Without including any pictures, write out the listing below exactly.

———

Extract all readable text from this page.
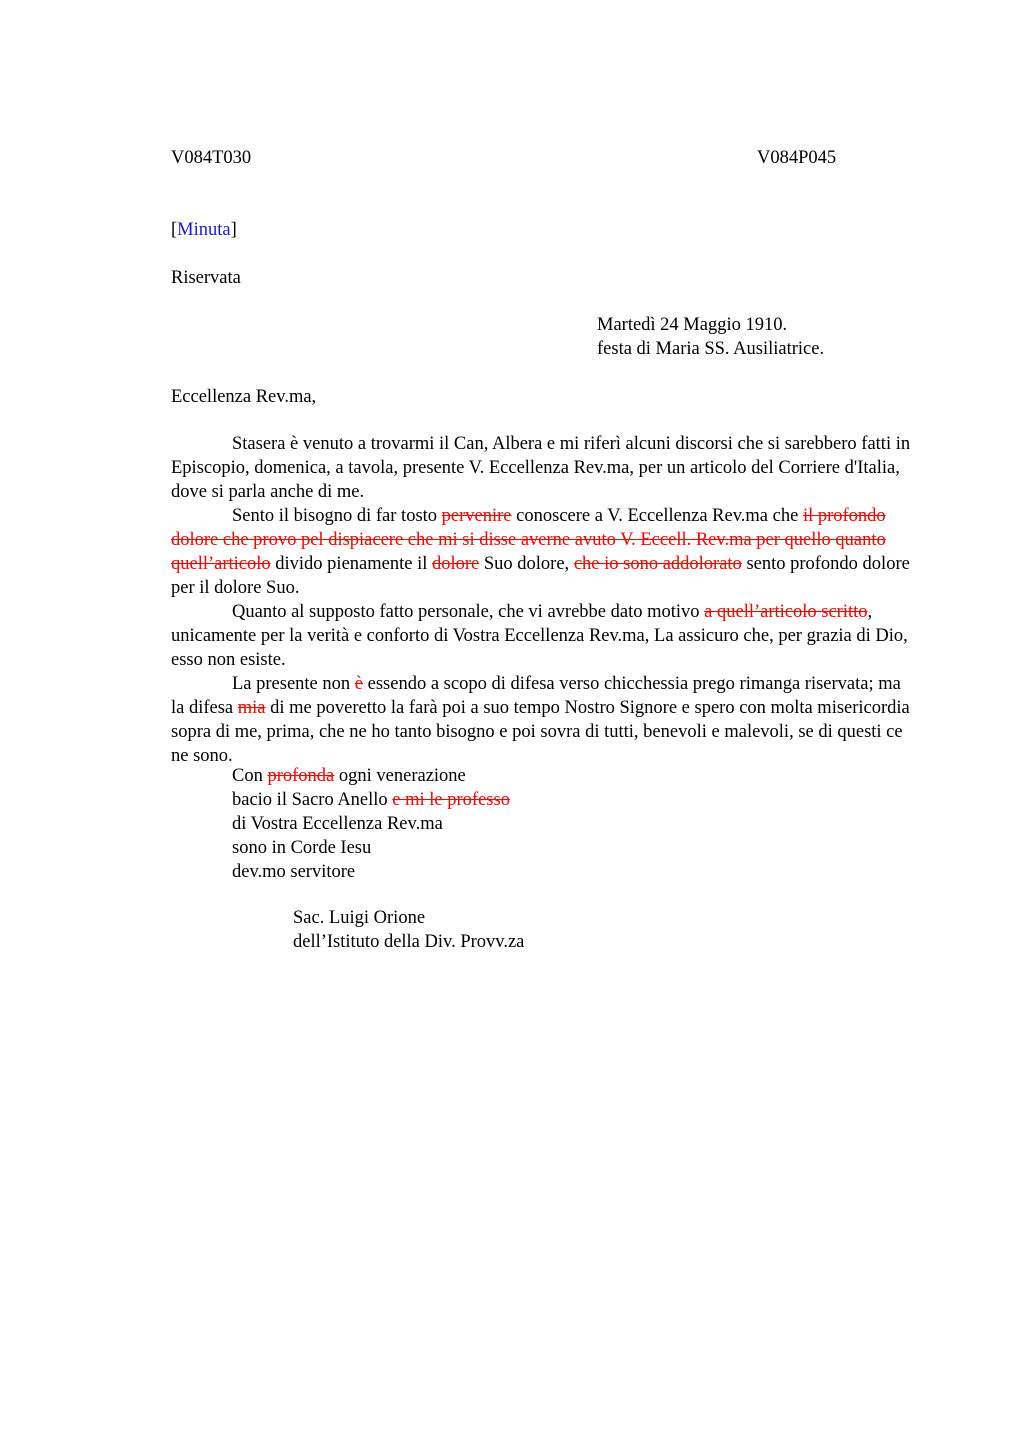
V084T030	V084P045
[Minuta]
Riservata
Martedì 24 Maggio 1910.
festa di Maria SS. Ausiliatrice.
Eccellenza Rev.ma,

Stasera è venuto a trovarmi il Can, Albera e mi riferì alcuni discorsi che si sarebbero fatti in Episcopio, domenica, a tavola, presente V. Eccellenza Rev.ma, per un articolo del Corriere d'Italia, dove si parla anche di me.

Sento il bisogno di far tosto pervenire conoscere a V. Eccellenza Rev.ma che il profondo dolore che provo pel dispiacere che mi si disse averne avuto V. Eccell. Rev.ma per quello quanto quell’articolo divido pienamente il dolore Suo dolore, che io sono addolorato sento profondo dolore per il dolore Suo.

Quanto al supposto fatto personale, che vi avrebbe dato motivo a quell’articolo scritto, unicamente per la verità e conforto di Vostra Eccellenza Rev.ma, La assicuro che, per grazia di Dio, esso non esiste.

La presente non è essendo a scopo di difesa verso chicchessia prego rimanga riservata; ma la difesa mia di me poveretto la farà poi a suo tempo Nostro Signore e spero con molta misericordia sopra di me, prima, che ne ho tanto bisogno e poi sovra di tutti, benevoli e malevoli, se di questi ce ne sono.

Con profonda ogni venerazione
bacio il Sacro Anello e mi le professo
di Vostra Eccellenza Rev.ma
sono in Corde Iesu
dev.mo servitore
Sac. Luigi Orione
dell’Istituto della Div. Provv.za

———

Solution:
Extract all readable text from this page.
V084T030	V084P045
[Minuta]
Riservata
Martedì 24 Maggio 1910.
festa di Maria SS. Ausiliatrice.
Eccellenza Rev.ma,

Stasera è venuto a trovarmi il Can, Albera e mi riferì alcuni discorsi che si sarebbero fatti in Episcopio, domenica, a tavola, presente V. Eccellenza Rev.ma, per un articolo del Corriere d'Italia, dove si parla anche di me.

Sento il bisogno di far tosto pervenire conoscere a V. Eccellenza Rev.ma che il profondo dolore che provo pel dispiacere che mi si disse averne avuto V. Eccell. Rev.ma per quello quanto quell’articolo divido pienamente il dolore Suo dolore, che io sono addolorato sento profondo dolore per il dolore Suo.

Quanto al supposto fatto personale, che vi avrebbe dato motivo a quell’articolo scritto, unicamente per la verità e conforto di Vostra Eccellenza Rev.ma, La assicuro che, per grazia di Dio, esso non esiste.

La presente non è essendo a scopo di difesa verso chicchessia prego rimanga riservata; ma la difesa mia di me poveretto la farà poi a suo tempo Nostro Signore e spero con molta misericordia sopra di me, prima, che ne ho tanto bisogno e poi sovra di tutti, benevoli e malevoli, se di questi ce ne sono.

Con profonda ogni venerazione
bacio il Sacro Anello e mi le professo
di Vostra Eccellenza Rev.ma
sono in Corde Iesu
dev.mo servitore
Sac. Luigi Orione
dell’Istituto della Div. Provv.za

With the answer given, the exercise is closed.